# [What is being asked]
Leave out any picture and return the remaining listing below exactly as given.

# START OF Material for the task

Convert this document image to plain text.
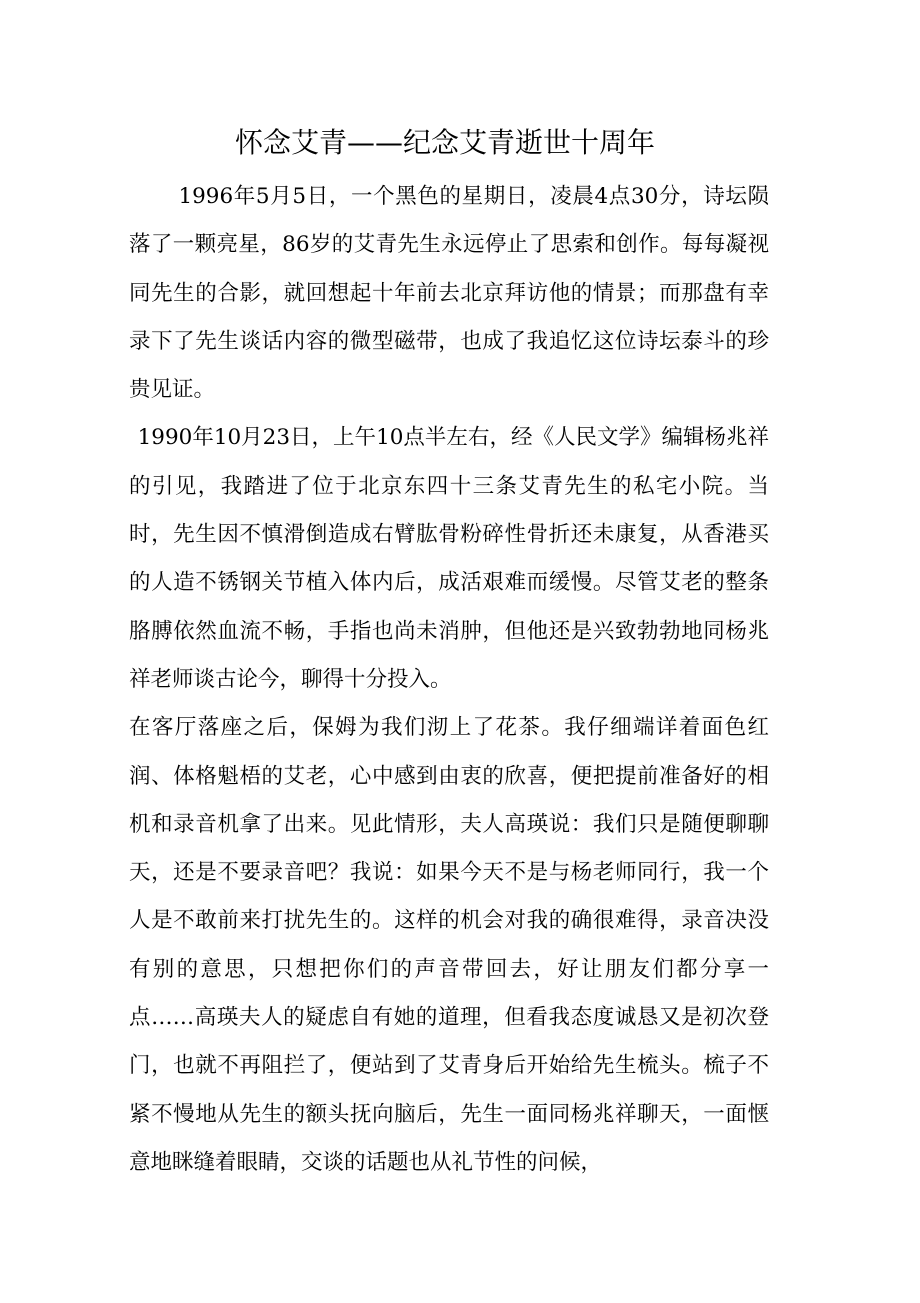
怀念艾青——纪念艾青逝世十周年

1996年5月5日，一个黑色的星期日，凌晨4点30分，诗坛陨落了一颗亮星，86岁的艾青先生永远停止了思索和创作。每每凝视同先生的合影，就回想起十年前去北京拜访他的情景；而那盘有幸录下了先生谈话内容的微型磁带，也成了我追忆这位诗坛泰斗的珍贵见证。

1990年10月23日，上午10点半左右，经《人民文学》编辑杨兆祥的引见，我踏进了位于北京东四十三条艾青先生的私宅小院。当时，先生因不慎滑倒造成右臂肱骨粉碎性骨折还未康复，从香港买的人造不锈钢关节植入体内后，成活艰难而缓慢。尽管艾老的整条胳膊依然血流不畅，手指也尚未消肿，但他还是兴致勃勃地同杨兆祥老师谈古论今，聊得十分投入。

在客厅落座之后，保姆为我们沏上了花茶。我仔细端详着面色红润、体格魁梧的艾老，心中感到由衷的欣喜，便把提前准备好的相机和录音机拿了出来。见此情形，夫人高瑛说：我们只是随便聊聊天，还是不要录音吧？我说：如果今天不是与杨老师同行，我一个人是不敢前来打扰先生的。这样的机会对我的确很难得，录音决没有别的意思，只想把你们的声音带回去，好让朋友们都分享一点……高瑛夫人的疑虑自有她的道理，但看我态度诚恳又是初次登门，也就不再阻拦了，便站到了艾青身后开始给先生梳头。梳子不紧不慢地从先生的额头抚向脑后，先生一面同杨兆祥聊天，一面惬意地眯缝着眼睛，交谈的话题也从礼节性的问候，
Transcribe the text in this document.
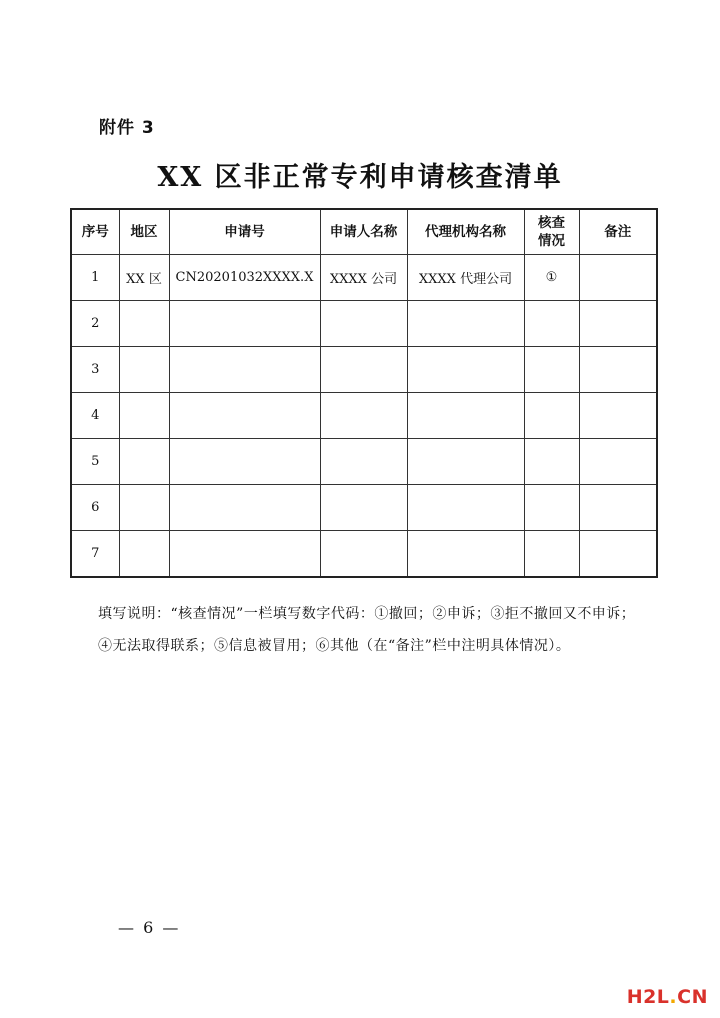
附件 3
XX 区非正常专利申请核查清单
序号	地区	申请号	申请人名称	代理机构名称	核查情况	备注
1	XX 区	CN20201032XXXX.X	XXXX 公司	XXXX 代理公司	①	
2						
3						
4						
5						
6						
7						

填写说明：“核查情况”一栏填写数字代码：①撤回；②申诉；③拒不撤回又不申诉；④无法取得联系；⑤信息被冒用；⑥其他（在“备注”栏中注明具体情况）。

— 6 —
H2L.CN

# END OF Material for the task

# [Task output]
Convert this document image to plain text.
怀念艾青——纪念艾青逝世十周年

1996年5月5日，一个黑色的星期日，凌晨4点30分，诗坛陨落了一颗亮星，86岁的艾青先生永远停止了思索和创作。每每凝视同先生的合影，就回想起十年前去北京拜访他的情景；而那盘有幸录下了先生谈话内容的微型磁带，也成了我追忆这位诗坛泰斗的珍贵见证。

1990年10月23日，上午10点半左右，经《人民文学》编辑杨兆祥的引见，我踏进了位于北京东四十三条艾青先生的私宅小院。当时，先生因不慎滑倒造成右臂肱骨粉碎性骨折还未康复，从香港买的人造不锈钢关节植入体内后，成活艰难而缓慢。尽管艾老的整条胳膊依然血流不畅，手指也尚未消肿，但他还是兴致勃勃地同杨兆祥老师谈古论今，聊得十分投入。

在客厅落座之后，保姆为我们沏上了花茶。我仔细端详着面色红润、体格魁梧的艾老，心中感到由衷的欣喜，便把提前准备好的相机和录音机拿了出来。见此情形，夫人高瑛说：我们只是随便聊聊天，还是不要录音吧？我说：如果今天不是与杨老师同行，我一个人是不敢前来打扰先生的。这样的机会对我的确很难得，录音决没有别的意思，只想把你们的声音带回去，好让朋友们都分享一点……高瑛夫人的疑虑自有她的道理，但看我态度诚恳又是初次登门，也就不再阻拦了，便站到了艾青身后开始给先生梳头。梳子不紧不慢地从先生的额头抚向脑后，先生一面同杨兆祥聊天，一面惬意地眯缝着眼睛，交谈的话题也从礼节性的问候，
Transcribe the text in this document.
附件 3
XX 区非正常专利申请核查清单
序号	地区	申请号	申请人名称	代理机构名称	核查情况	备注
1	XX 区	CN20201032XXXX.X	XXXX 公司	XXXX 代理公司	①	
2						
3						
4						
5						
6						
7						

填写说明：“核查情况”一栏填写数字代码：①撤回；②申诉；③拒不撤回又不申诉；④无法取得联系；⑤信息被冒用；⑥其他（在“备注”栏中注明具体情况）。

— 6 —
H2L.CN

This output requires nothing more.